> **Exercise details**: Wherever the word "Nifty" appears in the entries, copy the whole line.

#### Records provided ####

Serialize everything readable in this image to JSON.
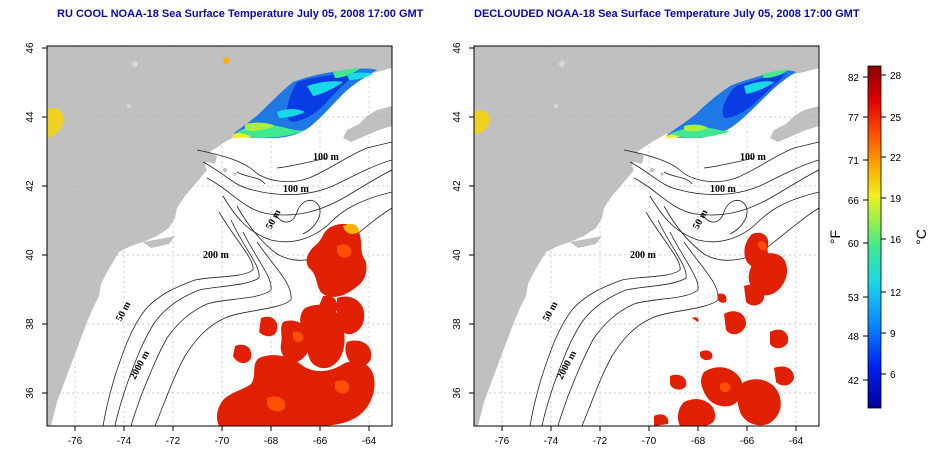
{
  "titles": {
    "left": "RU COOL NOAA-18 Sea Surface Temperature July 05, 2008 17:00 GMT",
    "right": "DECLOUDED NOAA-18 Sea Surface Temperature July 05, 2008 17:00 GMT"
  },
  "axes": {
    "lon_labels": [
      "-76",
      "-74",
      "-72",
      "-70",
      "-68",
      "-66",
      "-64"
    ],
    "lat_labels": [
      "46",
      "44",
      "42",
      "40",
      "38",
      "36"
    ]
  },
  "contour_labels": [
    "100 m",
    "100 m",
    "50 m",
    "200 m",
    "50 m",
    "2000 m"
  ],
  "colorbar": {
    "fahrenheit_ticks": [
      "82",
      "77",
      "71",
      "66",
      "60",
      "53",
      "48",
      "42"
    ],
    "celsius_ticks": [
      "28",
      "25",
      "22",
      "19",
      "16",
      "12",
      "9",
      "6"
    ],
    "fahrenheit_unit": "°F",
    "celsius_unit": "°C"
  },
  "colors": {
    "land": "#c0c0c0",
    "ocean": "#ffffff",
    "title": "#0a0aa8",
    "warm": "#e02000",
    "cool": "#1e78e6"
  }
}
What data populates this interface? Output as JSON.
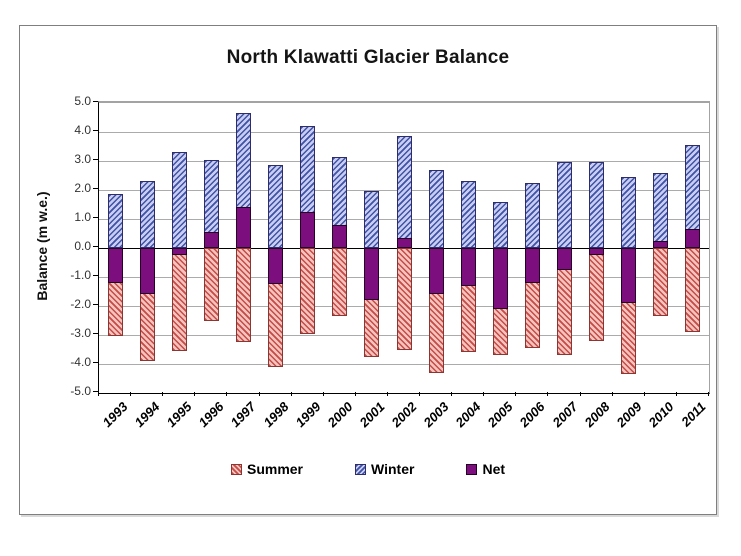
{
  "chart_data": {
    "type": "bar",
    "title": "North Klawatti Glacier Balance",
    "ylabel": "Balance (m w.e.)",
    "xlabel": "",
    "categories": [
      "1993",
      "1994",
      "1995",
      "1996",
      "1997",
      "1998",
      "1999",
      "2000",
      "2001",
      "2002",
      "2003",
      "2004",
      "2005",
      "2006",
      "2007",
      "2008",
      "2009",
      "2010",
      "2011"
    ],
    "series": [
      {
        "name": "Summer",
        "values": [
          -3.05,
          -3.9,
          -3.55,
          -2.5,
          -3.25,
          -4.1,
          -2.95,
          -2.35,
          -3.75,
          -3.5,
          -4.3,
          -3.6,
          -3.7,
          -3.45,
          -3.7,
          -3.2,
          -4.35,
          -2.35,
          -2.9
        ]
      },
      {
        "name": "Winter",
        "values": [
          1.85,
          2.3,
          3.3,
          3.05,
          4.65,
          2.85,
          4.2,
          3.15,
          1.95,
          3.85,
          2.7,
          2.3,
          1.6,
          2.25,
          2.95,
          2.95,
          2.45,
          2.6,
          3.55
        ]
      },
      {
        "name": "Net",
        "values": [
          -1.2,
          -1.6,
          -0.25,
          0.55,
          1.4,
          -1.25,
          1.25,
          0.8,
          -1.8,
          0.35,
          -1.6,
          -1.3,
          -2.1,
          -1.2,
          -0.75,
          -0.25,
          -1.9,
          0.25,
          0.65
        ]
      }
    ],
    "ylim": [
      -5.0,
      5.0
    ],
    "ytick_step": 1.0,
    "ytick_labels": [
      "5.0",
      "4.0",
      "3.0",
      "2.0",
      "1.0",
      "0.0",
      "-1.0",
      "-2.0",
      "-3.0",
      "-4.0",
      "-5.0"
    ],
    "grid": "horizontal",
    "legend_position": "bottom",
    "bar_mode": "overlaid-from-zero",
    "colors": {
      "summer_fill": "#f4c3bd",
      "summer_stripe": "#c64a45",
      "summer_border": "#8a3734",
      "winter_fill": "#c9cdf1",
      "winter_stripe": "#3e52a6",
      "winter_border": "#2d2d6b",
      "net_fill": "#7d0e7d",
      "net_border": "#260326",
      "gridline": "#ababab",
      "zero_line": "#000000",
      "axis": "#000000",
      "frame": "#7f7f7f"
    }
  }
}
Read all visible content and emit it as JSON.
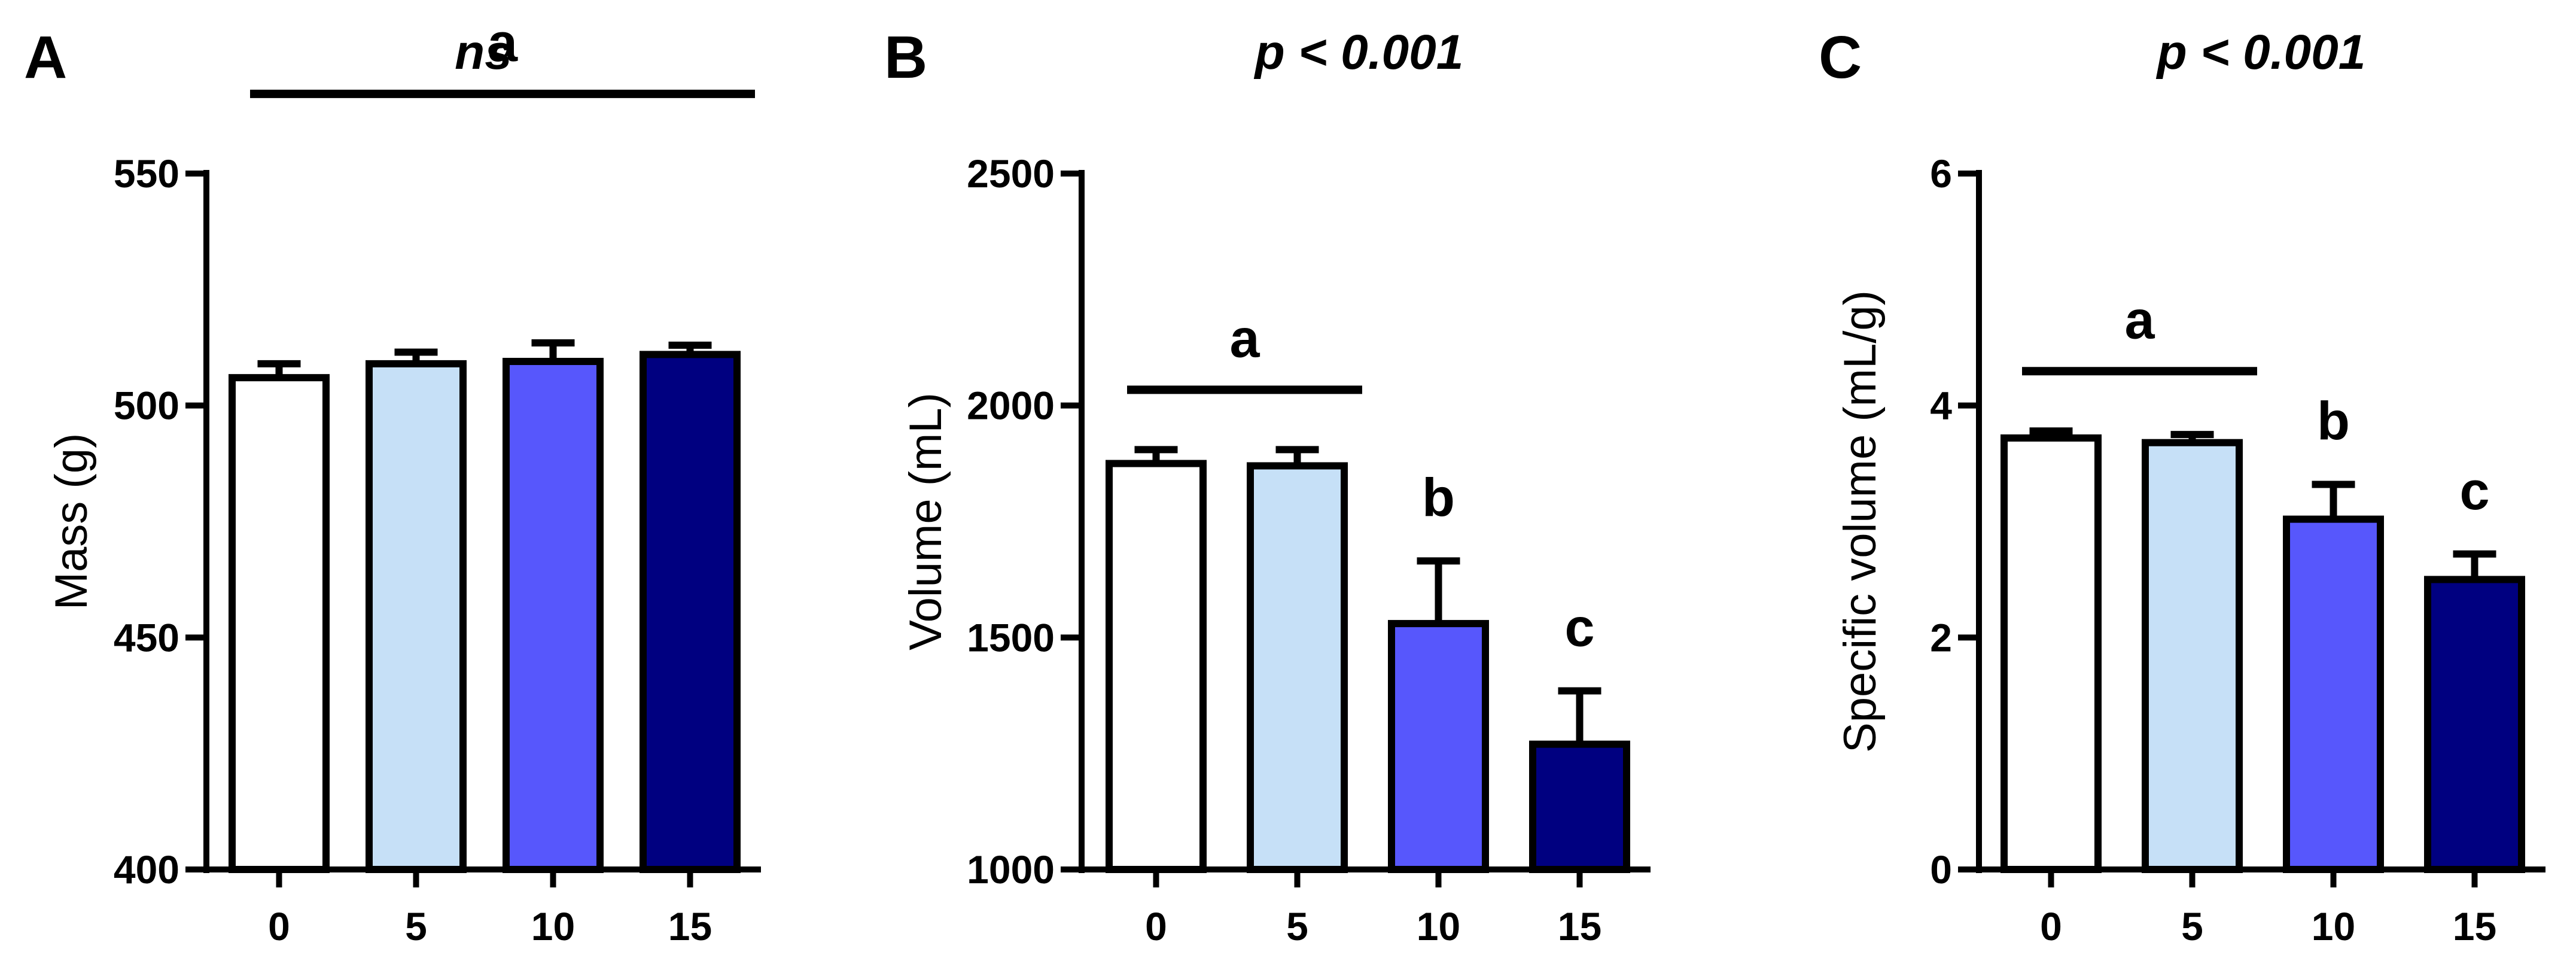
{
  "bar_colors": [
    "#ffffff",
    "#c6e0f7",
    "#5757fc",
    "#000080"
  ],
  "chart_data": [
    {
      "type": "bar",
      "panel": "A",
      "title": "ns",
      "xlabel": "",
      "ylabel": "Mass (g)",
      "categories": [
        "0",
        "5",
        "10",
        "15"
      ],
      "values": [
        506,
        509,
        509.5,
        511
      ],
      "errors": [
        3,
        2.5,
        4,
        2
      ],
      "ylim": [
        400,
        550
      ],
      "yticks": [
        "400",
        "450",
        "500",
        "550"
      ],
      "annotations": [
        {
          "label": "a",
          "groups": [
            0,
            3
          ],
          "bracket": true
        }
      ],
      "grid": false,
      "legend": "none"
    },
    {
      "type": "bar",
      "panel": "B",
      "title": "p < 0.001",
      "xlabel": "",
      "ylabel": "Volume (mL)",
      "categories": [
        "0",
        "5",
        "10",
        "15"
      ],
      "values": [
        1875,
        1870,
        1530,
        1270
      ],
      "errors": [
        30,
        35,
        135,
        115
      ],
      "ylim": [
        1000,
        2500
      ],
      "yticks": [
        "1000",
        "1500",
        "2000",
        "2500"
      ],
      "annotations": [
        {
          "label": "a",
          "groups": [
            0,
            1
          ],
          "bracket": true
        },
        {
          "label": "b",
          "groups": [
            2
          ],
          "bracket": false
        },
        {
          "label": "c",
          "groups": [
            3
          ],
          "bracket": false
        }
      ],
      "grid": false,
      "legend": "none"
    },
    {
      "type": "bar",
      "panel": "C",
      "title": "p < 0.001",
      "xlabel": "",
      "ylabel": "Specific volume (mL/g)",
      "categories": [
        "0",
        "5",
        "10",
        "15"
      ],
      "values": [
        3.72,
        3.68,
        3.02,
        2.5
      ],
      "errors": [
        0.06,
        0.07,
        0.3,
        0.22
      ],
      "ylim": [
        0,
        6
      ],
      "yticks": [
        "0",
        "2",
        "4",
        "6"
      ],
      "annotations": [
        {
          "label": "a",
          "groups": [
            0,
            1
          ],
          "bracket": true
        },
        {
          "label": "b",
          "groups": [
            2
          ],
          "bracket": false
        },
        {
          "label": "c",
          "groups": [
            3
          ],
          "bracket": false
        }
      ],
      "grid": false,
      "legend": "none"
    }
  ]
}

####
#### Records provided ####

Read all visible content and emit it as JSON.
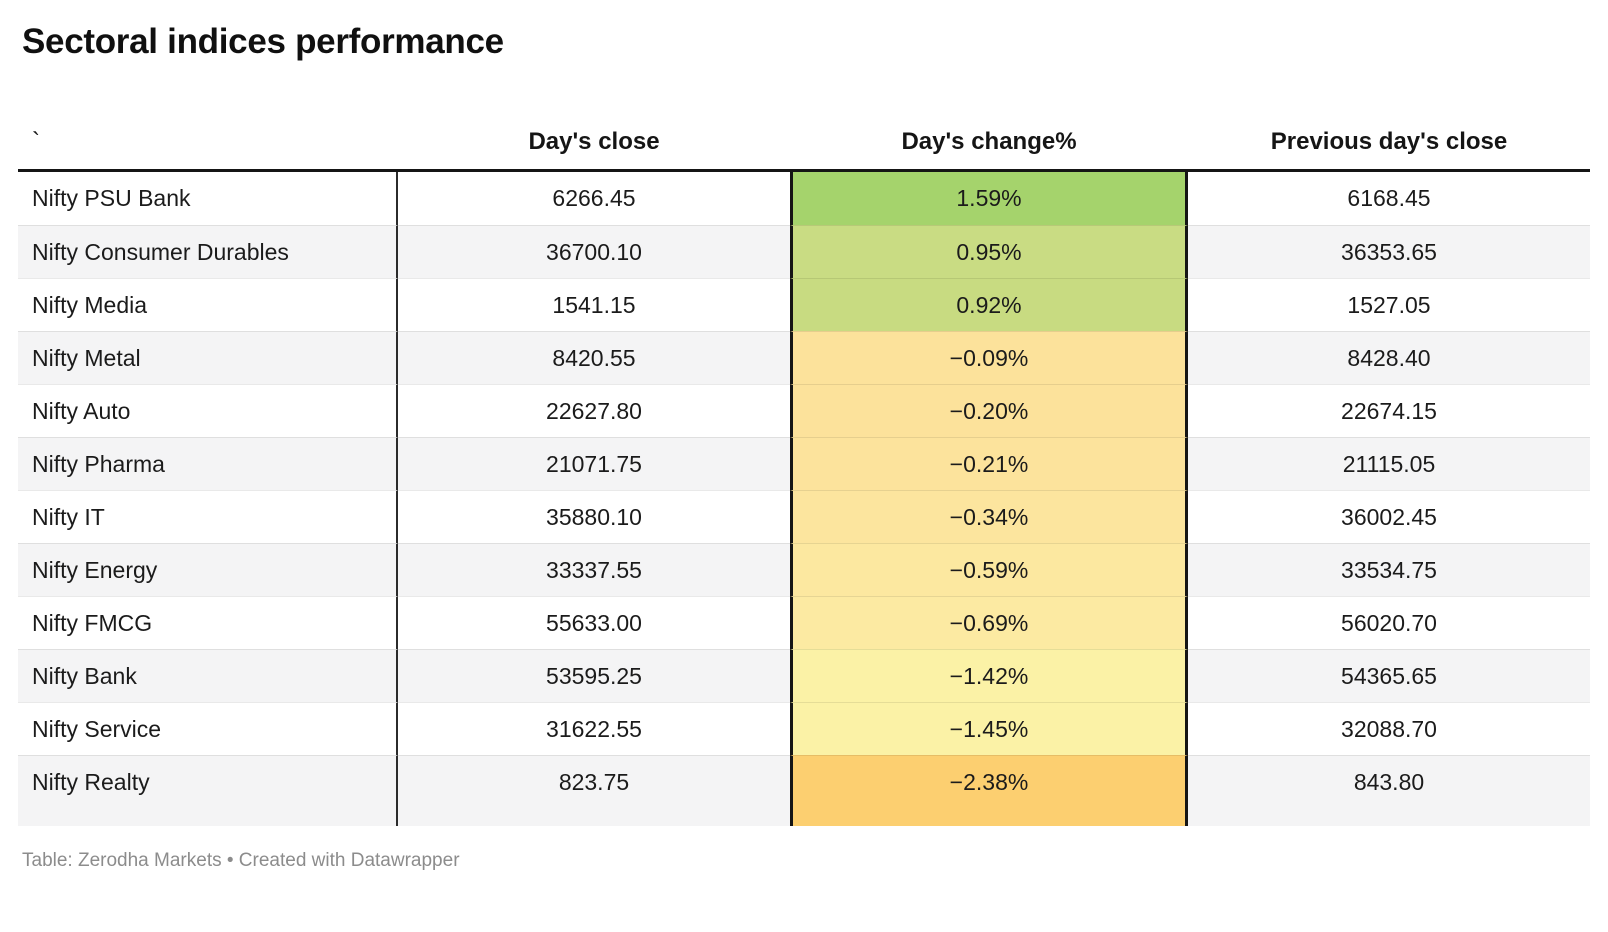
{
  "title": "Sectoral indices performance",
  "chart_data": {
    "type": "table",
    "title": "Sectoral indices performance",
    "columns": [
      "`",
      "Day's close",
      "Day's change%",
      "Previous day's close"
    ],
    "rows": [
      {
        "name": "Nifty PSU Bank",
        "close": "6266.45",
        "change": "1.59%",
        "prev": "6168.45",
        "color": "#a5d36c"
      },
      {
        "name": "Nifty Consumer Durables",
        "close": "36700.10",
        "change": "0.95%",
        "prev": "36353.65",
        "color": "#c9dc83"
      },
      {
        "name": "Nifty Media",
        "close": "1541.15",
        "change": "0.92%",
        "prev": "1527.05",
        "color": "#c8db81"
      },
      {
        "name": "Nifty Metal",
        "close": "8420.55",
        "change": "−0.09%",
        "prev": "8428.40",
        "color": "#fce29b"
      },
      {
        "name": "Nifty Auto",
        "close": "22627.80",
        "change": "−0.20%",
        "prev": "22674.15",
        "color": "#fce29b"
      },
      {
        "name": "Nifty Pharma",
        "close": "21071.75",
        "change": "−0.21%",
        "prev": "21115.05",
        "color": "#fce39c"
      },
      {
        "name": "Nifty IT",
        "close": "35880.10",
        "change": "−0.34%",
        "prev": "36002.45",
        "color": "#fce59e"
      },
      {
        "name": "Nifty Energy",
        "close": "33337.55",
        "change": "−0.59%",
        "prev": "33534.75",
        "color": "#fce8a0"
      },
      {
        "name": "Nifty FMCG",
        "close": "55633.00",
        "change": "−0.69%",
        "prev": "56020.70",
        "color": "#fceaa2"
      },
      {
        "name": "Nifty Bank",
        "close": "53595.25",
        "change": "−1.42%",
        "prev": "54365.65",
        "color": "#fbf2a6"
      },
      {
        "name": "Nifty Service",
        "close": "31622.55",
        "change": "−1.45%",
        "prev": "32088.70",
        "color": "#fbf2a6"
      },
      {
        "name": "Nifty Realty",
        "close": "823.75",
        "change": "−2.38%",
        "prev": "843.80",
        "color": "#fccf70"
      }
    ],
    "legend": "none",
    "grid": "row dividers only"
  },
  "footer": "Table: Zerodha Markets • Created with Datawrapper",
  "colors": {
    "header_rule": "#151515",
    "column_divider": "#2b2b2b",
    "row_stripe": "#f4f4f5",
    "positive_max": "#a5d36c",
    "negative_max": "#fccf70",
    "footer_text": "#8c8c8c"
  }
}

####

> **Task solution**:
        "name": "Nifty PSU Bank",
        "name": "Nifty Consumer Durables",
        "name": "Nifty Media",
        "name": "Nifty Metal",
        "name": "Nifty Auto",
        "name": "Nifty Pharma",
        "name": "Nifty IT",
        "name": "Nifty Energy",
        "name": "Nifty FMCG",
        "name": "Nifty Bank",
        "name": "Nifty Service",
        "name": "Nifty Realty",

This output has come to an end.